**TASK TO COMPLETE:**
Report the count of lines that carry the string "لقوله", and add nothing.

**DATASET ROWS:**
──────────────────────────────

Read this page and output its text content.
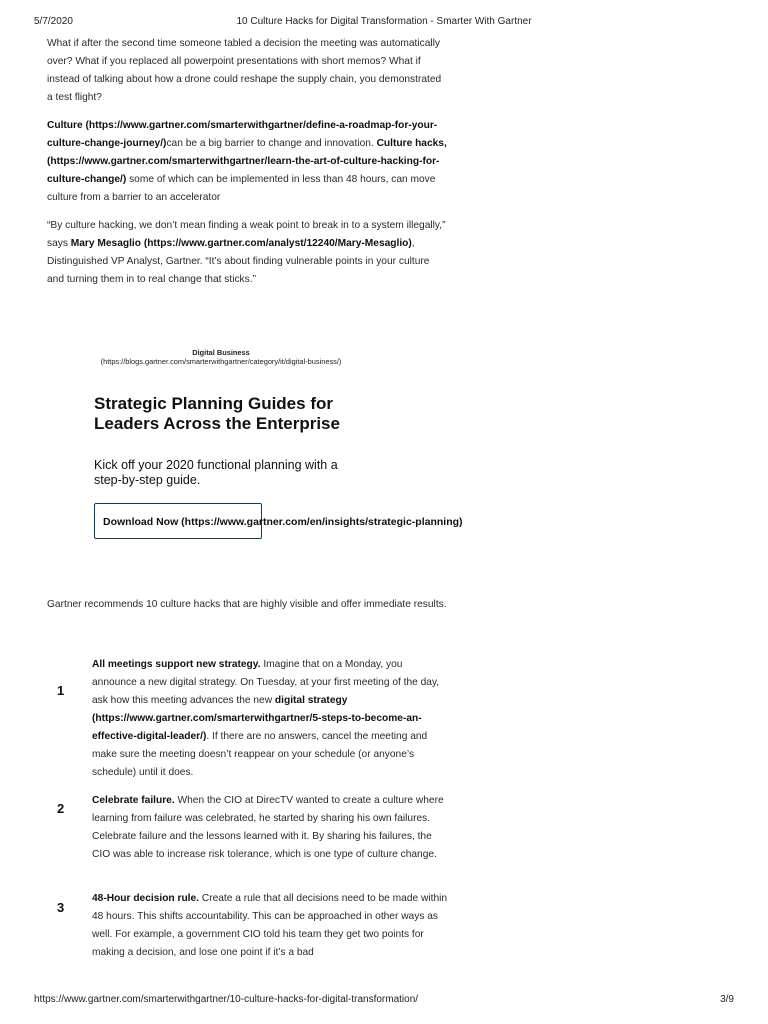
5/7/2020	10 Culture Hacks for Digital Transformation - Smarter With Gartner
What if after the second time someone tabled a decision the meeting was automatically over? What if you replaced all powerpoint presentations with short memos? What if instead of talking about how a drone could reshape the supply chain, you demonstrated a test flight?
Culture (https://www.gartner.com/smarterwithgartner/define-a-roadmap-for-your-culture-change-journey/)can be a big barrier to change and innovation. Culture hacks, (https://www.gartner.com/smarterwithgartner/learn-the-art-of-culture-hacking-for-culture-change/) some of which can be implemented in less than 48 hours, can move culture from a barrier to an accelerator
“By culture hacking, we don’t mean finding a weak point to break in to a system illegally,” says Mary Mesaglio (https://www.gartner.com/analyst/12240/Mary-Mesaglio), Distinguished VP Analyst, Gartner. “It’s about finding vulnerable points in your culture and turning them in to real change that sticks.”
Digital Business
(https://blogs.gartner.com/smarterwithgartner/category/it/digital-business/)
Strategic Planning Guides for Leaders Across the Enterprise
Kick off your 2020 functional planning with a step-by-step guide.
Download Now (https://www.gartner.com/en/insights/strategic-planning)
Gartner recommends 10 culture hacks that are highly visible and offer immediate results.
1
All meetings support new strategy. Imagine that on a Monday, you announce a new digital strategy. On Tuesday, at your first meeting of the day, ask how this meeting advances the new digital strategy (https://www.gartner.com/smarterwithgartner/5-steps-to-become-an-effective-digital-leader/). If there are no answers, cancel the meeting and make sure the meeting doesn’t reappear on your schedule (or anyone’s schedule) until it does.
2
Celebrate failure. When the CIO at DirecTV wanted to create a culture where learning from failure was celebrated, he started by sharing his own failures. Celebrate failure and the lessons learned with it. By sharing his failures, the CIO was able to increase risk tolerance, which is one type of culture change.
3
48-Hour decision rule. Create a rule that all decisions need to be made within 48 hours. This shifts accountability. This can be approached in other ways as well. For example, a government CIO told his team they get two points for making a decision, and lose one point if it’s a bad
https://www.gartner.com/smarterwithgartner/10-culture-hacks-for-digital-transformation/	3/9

──────────────────────────────

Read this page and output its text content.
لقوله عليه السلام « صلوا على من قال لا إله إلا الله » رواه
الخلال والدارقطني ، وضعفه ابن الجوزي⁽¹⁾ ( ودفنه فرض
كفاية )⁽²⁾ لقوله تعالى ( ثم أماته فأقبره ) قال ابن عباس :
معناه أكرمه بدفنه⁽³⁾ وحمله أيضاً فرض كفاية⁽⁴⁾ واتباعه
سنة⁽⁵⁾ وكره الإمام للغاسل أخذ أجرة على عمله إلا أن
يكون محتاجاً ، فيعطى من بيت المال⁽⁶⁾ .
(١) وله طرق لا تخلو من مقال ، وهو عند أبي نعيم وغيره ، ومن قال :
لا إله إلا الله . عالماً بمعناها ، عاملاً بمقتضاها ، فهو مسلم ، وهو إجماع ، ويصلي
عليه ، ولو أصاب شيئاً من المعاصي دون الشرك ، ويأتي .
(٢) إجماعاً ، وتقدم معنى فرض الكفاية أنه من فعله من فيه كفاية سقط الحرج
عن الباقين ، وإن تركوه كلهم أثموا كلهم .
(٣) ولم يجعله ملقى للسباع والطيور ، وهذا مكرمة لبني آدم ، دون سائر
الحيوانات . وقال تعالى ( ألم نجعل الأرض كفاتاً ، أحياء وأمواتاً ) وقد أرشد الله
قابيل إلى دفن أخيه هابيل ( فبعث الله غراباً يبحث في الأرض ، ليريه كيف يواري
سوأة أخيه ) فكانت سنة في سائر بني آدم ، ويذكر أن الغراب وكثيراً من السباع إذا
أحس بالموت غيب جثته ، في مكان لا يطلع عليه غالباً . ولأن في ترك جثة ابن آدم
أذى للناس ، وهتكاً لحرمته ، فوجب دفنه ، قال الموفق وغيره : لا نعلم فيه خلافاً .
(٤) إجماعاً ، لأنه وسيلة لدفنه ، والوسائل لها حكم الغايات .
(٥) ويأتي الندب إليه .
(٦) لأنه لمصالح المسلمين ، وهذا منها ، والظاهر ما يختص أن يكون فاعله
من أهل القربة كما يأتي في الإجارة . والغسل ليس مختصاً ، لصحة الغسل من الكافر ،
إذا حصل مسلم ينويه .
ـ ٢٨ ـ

──────────────────────────────

**FINAL RESULT:**
2